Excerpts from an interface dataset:
⟨

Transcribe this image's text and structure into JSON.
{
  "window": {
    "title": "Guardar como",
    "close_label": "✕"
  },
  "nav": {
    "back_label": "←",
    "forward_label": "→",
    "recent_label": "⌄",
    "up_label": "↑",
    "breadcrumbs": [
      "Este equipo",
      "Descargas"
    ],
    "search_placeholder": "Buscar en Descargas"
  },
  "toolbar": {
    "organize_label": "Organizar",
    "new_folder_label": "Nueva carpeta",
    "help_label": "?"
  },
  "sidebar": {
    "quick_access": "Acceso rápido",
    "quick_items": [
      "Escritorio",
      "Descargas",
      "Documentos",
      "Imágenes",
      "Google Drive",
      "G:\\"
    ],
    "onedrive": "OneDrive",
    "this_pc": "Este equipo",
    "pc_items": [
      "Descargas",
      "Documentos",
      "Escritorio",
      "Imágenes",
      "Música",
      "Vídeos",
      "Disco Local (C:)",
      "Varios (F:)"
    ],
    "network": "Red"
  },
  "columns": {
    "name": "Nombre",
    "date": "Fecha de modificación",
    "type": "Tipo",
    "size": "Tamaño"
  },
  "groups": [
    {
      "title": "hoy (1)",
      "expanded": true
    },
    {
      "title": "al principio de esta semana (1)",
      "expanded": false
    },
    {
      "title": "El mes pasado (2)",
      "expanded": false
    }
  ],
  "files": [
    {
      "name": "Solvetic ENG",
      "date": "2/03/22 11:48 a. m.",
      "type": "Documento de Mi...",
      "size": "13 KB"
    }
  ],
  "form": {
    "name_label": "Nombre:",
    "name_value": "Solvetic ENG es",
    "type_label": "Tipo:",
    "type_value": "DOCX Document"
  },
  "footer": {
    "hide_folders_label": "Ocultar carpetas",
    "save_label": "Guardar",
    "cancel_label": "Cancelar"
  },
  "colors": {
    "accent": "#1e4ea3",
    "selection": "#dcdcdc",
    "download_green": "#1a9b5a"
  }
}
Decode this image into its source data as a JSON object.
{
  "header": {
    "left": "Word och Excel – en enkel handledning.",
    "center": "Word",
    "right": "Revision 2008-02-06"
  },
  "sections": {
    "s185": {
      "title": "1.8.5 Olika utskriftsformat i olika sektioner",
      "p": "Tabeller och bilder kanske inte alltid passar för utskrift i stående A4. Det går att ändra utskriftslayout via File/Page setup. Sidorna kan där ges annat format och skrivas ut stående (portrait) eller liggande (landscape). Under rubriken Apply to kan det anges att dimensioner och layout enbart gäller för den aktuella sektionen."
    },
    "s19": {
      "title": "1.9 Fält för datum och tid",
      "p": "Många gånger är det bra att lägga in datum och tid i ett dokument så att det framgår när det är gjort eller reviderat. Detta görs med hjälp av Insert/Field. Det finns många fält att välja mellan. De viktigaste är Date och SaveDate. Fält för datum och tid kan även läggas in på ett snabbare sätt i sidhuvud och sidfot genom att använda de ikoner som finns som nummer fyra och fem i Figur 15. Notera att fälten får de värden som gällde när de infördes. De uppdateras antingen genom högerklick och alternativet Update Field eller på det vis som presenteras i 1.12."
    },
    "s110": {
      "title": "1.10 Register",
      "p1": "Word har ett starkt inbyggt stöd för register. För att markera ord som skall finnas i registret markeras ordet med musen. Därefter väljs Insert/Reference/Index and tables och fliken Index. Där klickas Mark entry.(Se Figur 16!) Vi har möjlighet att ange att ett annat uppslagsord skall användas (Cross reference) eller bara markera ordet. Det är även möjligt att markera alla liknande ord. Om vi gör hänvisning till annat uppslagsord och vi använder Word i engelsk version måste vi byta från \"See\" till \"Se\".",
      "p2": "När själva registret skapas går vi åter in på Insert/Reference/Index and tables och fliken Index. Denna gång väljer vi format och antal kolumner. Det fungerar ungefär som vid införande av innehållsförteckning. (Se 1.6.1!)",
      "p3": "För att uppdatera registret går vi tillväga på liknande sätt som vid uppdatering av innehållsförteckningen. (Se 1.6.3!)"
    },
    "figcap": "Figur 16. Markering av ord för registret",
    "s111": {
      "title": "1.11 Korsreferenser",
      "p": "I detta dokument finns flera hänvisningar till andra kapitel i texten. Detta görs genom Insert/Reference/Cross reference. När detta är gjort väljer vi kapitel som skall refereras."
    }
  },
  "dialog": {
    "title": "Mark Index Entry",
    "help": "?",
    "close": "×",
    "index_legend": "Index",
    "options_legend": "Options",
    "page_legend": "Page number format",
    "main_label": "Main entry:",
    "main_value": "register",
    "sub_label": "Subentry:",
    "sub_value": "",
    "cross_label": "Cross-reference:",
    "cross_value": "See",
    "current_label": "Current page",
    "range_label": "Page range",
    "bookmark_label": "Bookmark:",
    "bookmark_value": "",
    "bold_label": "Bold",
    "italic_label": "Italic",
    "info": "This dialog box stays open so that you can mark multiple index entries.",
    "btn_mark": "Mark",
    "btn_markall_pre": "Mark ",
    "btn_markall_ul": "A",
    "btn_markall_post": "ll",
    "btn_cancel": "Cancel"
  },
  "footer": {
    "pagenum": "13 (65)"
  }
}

⟩

[Task]
Word for word, copy out all of the data shown above.

[Result for this task]
Transcribe this image's text and structure into JSON.
{
  "window": {
    "title": "Guardar como",
    "close_label": "✕"
  },
  "nav": {
    "back_label": "←",
    "forward_label": "→",
    "recent_label": "⌄",
    "up_label": "↑",
    "breadcrumbs": [
      "Este equipo",
      "Descargas"
    ],
    "search_placeholder": "Buscar en Descargas"
  },
  "toolbar": {
    "organize_label": "Organizar",
    "new_folder_label": "Nueva carpeta",
    "help_label": "?"
  },
  "sidebar": {
    "quick_access": "Acceso rápido",
    "quick_items": [
      "Escritorio",
      "Descargas",
      "Documentos",
      "Imágenes",
      "Google Drive",
      "G:\\"
    ],
    "onedrive": "OneDrive",
    "this_pc": "Este equipo",
    "pc_items": [
      "Descargas",
      "Documentos",
      "Escritorio",
      "Imágenes",
      "Música",
      "Vídeos",
      "Disco Local (C:)",
      "Varios (F:)"
    ],
    "network": "Red"
  },
  "columns": {
    "name": "Nombre",
    "date": "Fecha de modificación",
    "type": "Tipo",
    "size": "Tamaño"
  },
  "groups": [
    {
      "title": "hoy (1)",
      "expanded": true
    },
    {
      "title": "al principio de esta semana (1)",
      "expanded": false
    },
    {
      "title": "El mes pasado (2)",
      "expanded": false
    }
  ],
  "files": [
    {
      "name": "Solvetic ENG",
      "date": "2/03/22 11:48 a. m.",
      "type": "Documento de Mi...",
      "size": "13 KB"
    }
  ],
  "form": {
    "name_label": "Nombre:",
    "name_value": "Solvetic ENG es",
    "type_label": "Tipo:",
    "type_value": "DOCX Document"
  },
  "footer": {
    "hide_folders_label": "Ocultar carpetas",
    "save_label": "Guardar",
    "cancel_label": "Cancelar"
  },
  "colors": {
    "accent": "#1e4ea3",
    "selection": "#dcdcdc",
    "download_green": "#1a9b5a"
  }
}
Decode this image into its source data as a JSON object.
{
  "header": {
    "left": "Word och Excel – en enkel handledning.",
    "center": "Word",
    "right": "Revision 2008-02-06"
  },
  "sections": {
    "s185": {
      "title": "1.8.5 Olika utskriftsformat i olika sektioner",
      "p": "Tabeller och bilder kanske inte alltid passar för utskrift i stående A4. Det går att ändra utskriftslayout via File/Page setup. Sidorna kan där ges annat format och skrivas ut stående (portrait) eller liggande (landscape). Under rubriken Apply to kan det anges att dimensioner och layout enbart gäller för den aktuella sektionen."
    },
    "s19": {
      "title": "1.9 Fält för datum och tid",
      "p": "Många gånger är det bra att lägga in datum och tid i ett dokument så att det framgår när det är gjort eller reviderat. Detta görs med hjälp av Insert/Field. Det finns många fält att välja mellan. De viktigaste är Date och SaveDate. Fält för datum och tid kan även läggas in på ett snabbare sätt i sidhuvud och sidfot genom att använda de ikoner som finns som nummer fyra och fem i Figur 15. Notera att fälten får de värden som gällde när de infördes. De uppdateras antingen genom högerklick och alternativet Update Field eller på det vis som presenteras i 1.12."
    },
    "s110": {
      "title": "1.10 Register",
      "p1": "Word har ett starkt inbyggt stöd för register. För att markera ord som skall finnas i registret markeras ordet med musen. Därefter väljs Insert/Reference/Index and tables och fliken Index. Där klickas Mark entry.(Se Figur 16!) Vi har möjlighet att ange att ett annat uppslagsord skall användas (Cross reference) eller bara markera ordet. Det är även möjligt att markera alla liknande ord. Om vi gör hänvisning till annat uppslagsord och vi använder Word i engelsk version måste vi byta från \"See\" till \"Se\".",
      "p2": "När själva registret skapas går vi åter in på Insert/Reference/Index and tables och fliken Index. Denna gång väljer vi format och antal kolumner. Det fungerar ungefär som vid införande av innehållsförteckning. (Se 1.6.1!)",
      "p3": "För att uppdatera registret går vi tillväga på liknande sätt som vid uppdatering av innehållsförteckningen. (Se 1.6.3!)"
    },
    "figcap": "Figur 16. Markering av ord för registret",
    "s111": {
      "title": "1.11 Korsreferenser",
      "p": "I detta dokument finns flera hänvisningar till andra kapitel i texten. Detta görs genom Insert/Reference/Cross reference. När detta är gjort väljer vi kapitel som skall refereras."
    }
  },
  "dialog": {
    "title": "Mark Index Entry",
    "help": "?",
    "close": "×",
    "index_legend": "Index",
    "options_legend": "Options",
    "page_legend": "Page number format",
    "main_label": "Main entry:",
    "main_value": "register",
    "sub_label": "Subentry:",
    "sub_value": "",
    "cross_label": "Cross-reference:",
    "cross_value": "See",
    "current_label": "Current page",
    "range_label": "Page range",
    "bookmark_label": "Bookmark:",
    "bookmark_value": "",
    "bold_label": "Bold",
    "italic_label": "Italic",
    "info": "This dialog box stays open so that you can mark multiple index entries.",
    "btn_mark": "Mark",
    "btn_markall_pre": "Mark ",
    "btn_markall_ul": "A",
    "btn_markall_post": "ll",
    "btn_cancel": "Cancel"
  },
  "footer": {
    "pagenum": "13 (65)"
  }
}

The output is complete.